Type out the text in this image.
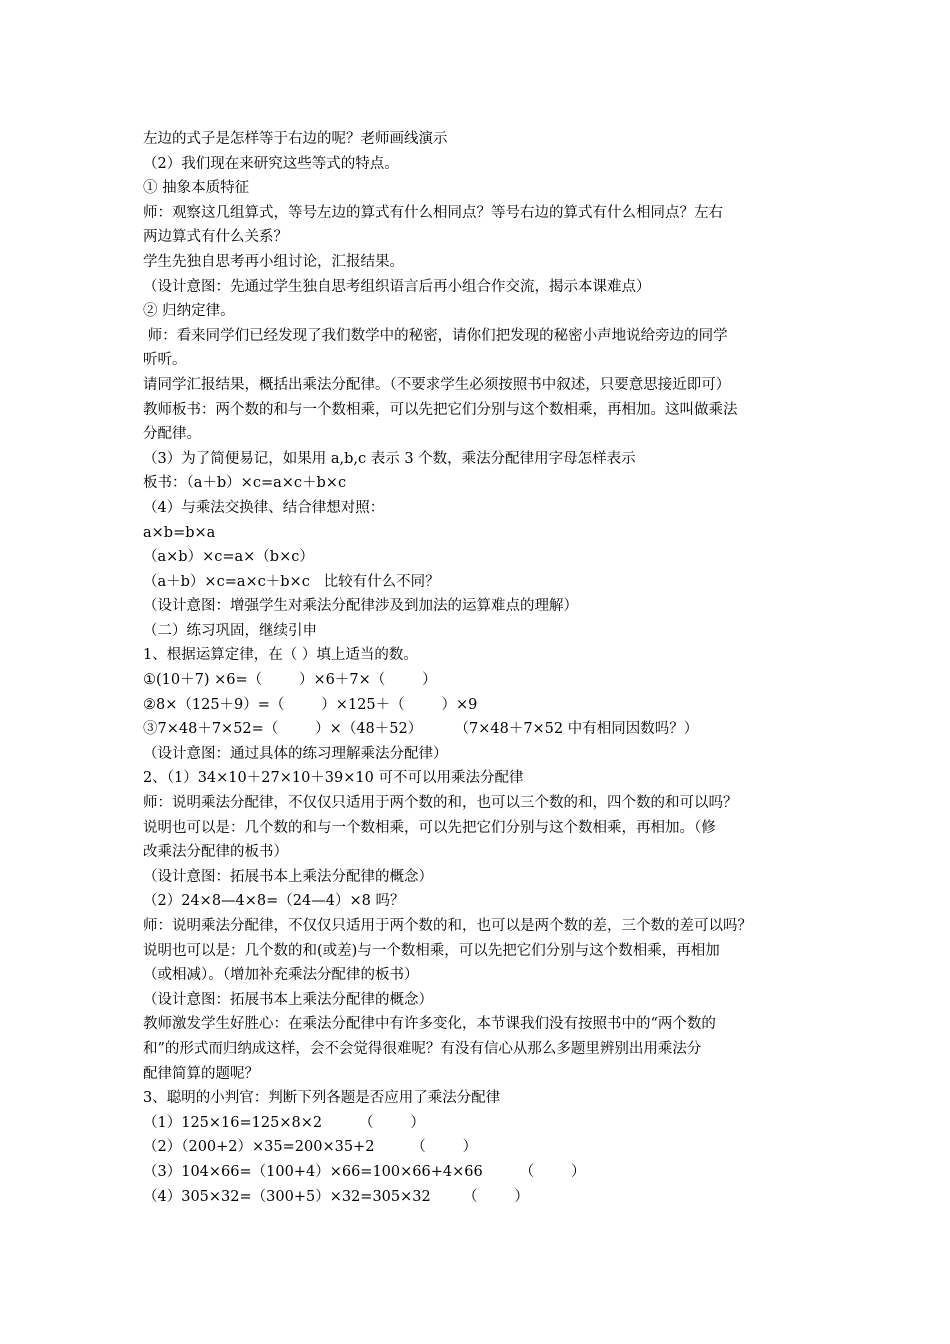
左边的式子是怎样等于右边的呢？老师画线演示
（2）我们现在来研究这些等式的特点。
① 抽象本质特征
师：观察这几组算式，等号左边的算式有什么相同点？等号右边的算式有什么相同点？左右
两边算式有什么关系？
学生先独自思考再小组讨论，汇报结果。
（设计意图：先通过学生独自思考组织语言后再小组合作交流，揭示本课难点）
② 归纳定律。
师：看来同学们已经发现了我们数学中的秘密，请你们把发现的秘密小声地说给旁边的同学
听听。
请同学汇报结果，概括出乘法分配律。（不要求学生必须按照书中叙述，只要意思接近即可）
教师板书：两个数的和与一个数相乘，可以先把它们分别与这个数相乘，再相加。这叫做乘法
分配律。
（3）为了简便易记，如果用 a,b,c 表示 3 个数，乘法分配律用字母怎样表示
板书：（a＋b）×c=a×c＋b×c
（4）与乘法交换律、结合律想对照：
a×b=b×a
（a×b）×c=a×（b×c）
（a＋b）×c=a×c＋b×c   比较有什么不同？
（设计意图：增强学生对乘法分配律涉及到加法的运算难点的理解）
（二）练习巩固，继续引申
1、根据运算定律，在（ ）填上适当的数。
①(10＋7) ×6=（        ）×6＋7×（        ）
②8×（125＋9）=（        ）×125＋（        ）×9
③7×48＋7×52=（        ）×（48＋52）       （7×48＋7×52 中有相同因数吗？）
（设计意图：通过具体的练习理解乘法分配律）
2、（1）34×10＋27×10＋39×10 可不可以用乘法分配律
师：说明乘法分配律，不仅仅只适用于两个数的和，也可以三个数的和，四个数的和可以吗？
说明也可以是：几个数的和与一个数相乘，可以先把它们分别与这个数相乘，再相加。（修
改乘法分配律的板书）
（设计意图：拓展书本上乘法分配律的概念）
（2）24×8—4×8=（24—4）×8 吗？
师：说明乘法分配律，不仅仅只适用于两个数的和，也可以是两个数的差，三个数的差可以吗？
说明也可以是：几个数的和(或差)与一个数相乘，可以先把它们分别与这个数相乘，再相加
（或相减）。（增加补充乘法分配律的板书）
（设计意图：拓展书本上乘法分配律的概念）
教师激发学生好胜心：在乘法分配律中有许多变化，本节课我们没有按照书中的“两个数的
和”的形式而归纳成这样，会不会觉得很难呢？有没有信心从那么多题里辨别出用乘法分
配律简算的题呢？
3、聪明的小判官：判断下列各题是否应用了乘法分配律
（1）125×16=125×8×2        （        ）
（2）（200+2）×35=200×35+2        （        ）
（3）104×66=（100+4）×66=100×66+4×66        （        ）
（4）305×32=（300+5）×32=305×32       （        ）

^^^^^^^^^^^^^^^^

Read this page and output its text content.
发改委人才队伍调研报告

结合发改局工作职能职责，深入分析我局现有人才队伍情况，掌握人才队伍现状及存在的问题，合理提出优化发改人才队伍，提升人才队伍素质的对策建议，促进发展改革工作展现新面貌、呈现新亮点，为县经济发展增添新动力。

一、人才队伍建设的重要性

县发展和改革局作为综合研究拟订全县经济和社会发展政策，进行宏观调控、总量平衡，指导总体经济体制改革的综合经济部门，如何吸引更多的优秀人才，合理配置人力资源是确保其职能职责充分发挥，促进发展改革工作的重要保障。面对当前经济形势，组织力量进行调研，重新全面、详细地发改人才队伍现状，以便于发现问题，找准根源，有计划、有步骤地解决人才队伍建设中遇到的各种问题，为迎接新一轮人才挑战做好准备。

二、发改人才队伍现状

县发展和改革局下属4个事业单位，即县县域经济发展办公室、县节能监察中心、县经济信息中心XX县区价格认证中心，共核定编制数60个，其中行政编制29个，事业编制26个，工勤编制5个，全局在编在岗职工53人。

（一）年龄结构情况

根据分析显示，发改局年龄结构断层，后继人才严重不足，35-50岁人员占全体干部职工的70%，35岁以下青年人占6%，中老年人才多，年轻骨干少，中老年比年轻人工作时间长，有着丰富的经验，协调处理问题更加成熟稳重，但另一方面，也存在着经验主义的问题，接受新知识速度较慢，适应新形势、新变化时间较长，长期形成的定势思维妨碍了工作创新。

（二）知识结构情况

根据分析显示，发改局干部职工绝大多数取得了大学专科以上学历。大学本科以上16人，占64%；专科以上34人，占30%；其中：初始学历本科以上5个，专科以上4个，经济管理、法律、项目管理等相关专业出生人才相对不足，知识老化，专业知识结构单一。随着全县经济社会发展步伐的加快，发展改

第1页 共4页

^^^^^^^^^^^^^^^^

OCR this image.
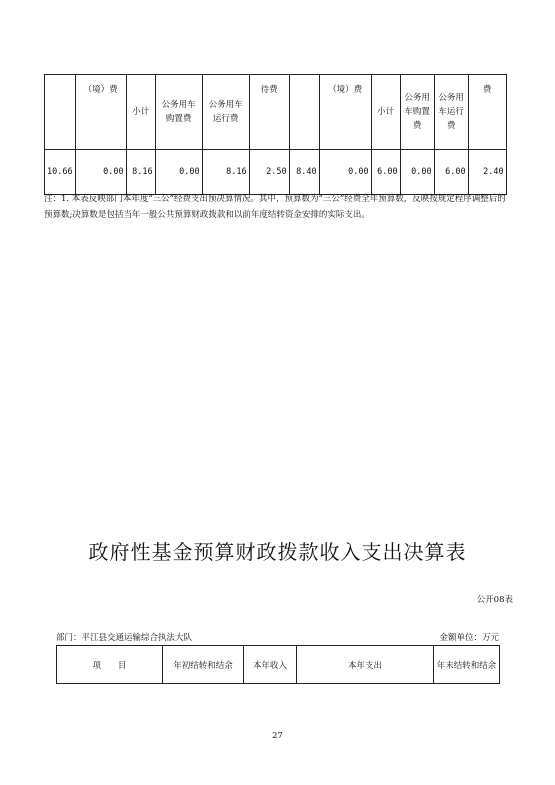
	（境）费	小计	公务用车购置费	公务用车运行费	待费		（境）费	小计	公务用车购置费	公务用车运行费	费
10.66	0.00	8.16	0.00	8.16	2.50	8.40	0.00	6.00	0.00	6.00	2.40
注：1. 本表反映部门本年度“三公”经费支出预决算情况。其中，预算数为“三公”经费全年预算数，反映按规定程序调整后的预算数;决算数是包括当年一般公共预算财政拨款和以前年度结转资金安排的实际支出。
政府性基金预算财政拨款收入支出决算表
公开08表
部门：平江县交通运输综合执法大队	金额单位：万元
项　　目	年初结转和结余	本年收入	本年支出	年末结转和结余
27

^^^^^^^^^^^^^^^^

Written exercise: Report how many lines hold the string "设计意图", giving the number and nothing else.

Solution below: 5